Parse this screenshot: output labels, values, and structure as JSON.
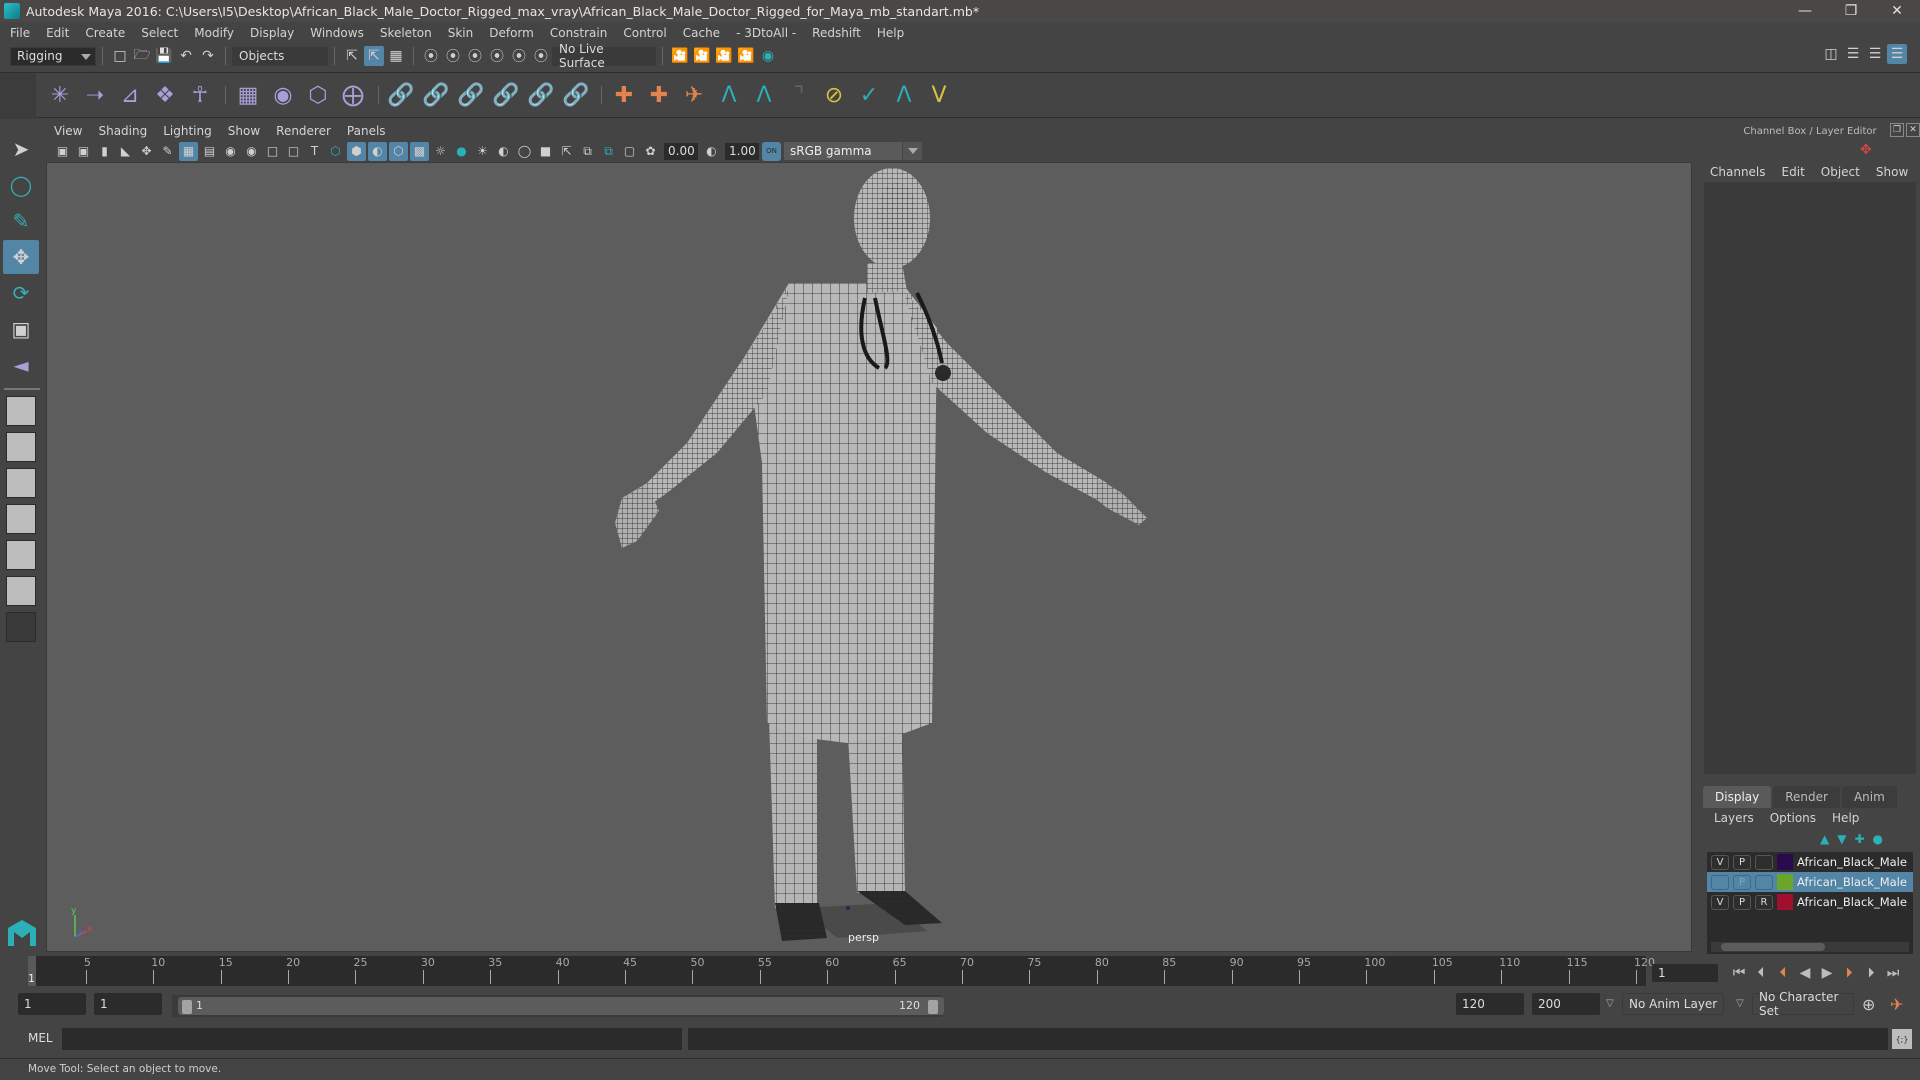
{
  "titlebar": {
    "title": "Autodesk Maya 2016: C:\\Users\\I5\\Desktop\\African_Black_Male_Doctor_Rigged_max_vray\\African_Black_Male_Doctor_Rigged_for_Maya_mb_standart.mb*",
    "minimize": "—",
    "restore": "❐",
    "close": "✕"
  },
  "menubar": [
    "File",
    "Edit",
    "Create",
    "Select",
    "Modify",
    "Display",
    "Windows",
    "Skeleton",
    "Skin",
    "Deform",
    "Constrain",
    "Control",
    "Cache",
    "- 3DtoAll -",
    "Redshift",
    "Help"
  ],
  "statusline": {
    "menuset": "Rigging",
    "selection_mode": "Objects",
    "live_surface": "No Live Surface"
  },
  "viewport": {
    "menu": [
      "View",
      "Shading",
      "Lighting",
      "Show",
      "Renderer",
      "Panels"
    ],
    "exposure": "0.00",
    "gamma": "1.00",
    "color_mgmt_toggle": "ON",
    "color_space": "sRGB gamma",
    "camera_label": "persp",
    "axis": {
      "y": "y",
      "z": "z",
      "x": "x"
    }
  },
  "channel_box": {
    "header": "Channel Box / Layer Editor",
    "menu": [
      "Channels",
      "Edit",
      "Object",
      "Show"
    ]
  },
  "layer_editor": {
    "tabs": [
      "Display",
      "Render",
      "Anim"
    ],
    "active_tab": "Display",
    "menu": [
      "Layers",
      "Options",
      "Help"
    ],
    "layers": [
      {
        "v": "V",
        "p": "P",
        "r": "",
        "color": "#2a0a4a",
        "name": "African_Black_Male_Doctor",
        "selected": false
      },
      {
        "v": "",
        "p": "P",
        "r": "",
        "color": "#6aa62a",
        "name": "African_Black_Male_Doctor",
        "selected": true
      },
      {
        "v": "V",
        "p": "P",
        "r": "R",
        "color": "#a0102c",
        "name": "African_Black_Male_Doctor",
        "selected": false
      }
    ]
  },
  "timeline": {
    "ticks": [
      "5",
      "10",
      "15",
      "20",
      "25",
      "30",
      "35",
      "40",
      "45",
      "50",
      "55",
      "60",
      "65",
      "70",
      "75",
      "80",
      "85",
      "90",
      "95",
      "100",
      "105",
      "110",
      "115",
      "120"
    ],
    "current_frame_marker": "1",
    "current_frame": "1",
    "range_start_outer": "1",
    "range_start_inner": "1",
    "range_slider_start": "1",
    "range_slider_end": "120",
    "range_end_inner": "120",
    "range_end_outer": "200",
    "anim_layer": "No Anim Layer",
    "character_set": "No Character Set"
  },
  "commandline": {
    "language": "MEL",
    "input": ""
  },
  "helpline": "Move Tool: Select an object to move.",
  "colors": {
    "accent": "#5285a6",
    "teal": "#2bb0b8",
    "key_orange": "#e3844c"
  }
}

*Instructions for the task*: Transcribe the records above exactly as they appear, leaving out any pictures.

*Task solution*:
Parse this screenshot: output labels, values, and structure as JSON.
{
  "titlebar": {
    "title": "Autodesk Maya 2016: C:\\Users\\I5\\Desktop\\African_Black_Male_Doctor_Rigged_max_vray\\African_Black_Male_Doctor_Rigged_for_Maya_mb_standart.mb*",
    "minimize": "—",
    "restore": "❐",
    "close": "✕"
  },
  "menubar": [
    "File",
    "Edit",
    "Create",
    "Select",
    "Modify",
    "Display",
    "Windows",
    "Skeleton",
    "Skin",
    "Deform",
    "Constrain",
    "Control",
    "Cache",
    "- 3DtoAll -",
    "Redshift",
    "Help"
  ],
  "statusline": {
    "menuset": "Rigging",
    "selection_mode": "Objects",
    "live_surface": "No Live Surface"
  },
  "viewport": {
    "menu": [
      "View",
      "Shading",
      "Lighting",
      "Show",
      "Renderer",
      "Panels"
    ],
    "exposure": "0.00",
    "gamma": "1.00",
    "color_mgmt_toggle": "ON",
    "color_space": "sRGB gamma",
    "camera_label": "persp",
    "axis": {
      "y": "y",
      "z": "z",
      "x": "x"
    }
  },
  "channel_box": {
    "header": "Channel Box / Layer Editor",
    "menu": [
      "Channels",
      "Edit",
      "Object",
      "Show"
    ]
  },
  "layer_editor": {
    "tabs": [
      "Display",
      "Render",
      "Anim"
    ],
    "active_tab": "Display",
    "menu": [
      "Layers",
      "Options",
      "Help"
    ],
    "layers": [
      {
        "v": "V",
        "p": "P",
        "r": "",
        "color": "#2a0a4a",
        "name": "African_Black_Male_Doctor",
        "selected": false
      },
      {
        "v": "",
        "p": "P",
        "r": "",
        "color": "#6aa62a",
        "name": "African_Black_Male_Doctor",
        "selected": true
      },
      {
        "v": "V",
        "p": "P",
        "r": "R",
        "color": "#a0102c",
        "name": "African_Black_Male_Doctor",
        "selected": false
      }
    ]
  },
  "timeline": {
    "ticks": [
      "5",
      "10",
      "15",
      "20",
      "25",
      "30",
      "35",
      "40",
      "45",
      "50",
      "55",
      "60",
      "65",
      "70",
      "75",
      "80",
      "85",
      "90",
      "95",
      "100",
      "105",
      "110",
      "115",
      "120"
    ],
    "current_frame_marker": "1",
    "current_frame": "1",
    "range_start_outer": "1",
    "range_start_inner": "1",
    "range_slider_start": "1",
    "range_slider_end": "120",
    "range_end_inner": "120",
    "range_end_outer": "200",
    "anim_layer": "No Anim Layer",
    "character_set": "No Character Set"
  },
  "commandline": {
    "language": "MEL",
    "input": ""
  },
  "helpline": "Move Tool: Select an object to move.",
  "colors": {
    "accent": "#5285a6",
    "teal": "#2bb0b8",
    "key_orange": "#e3844c"
  }
}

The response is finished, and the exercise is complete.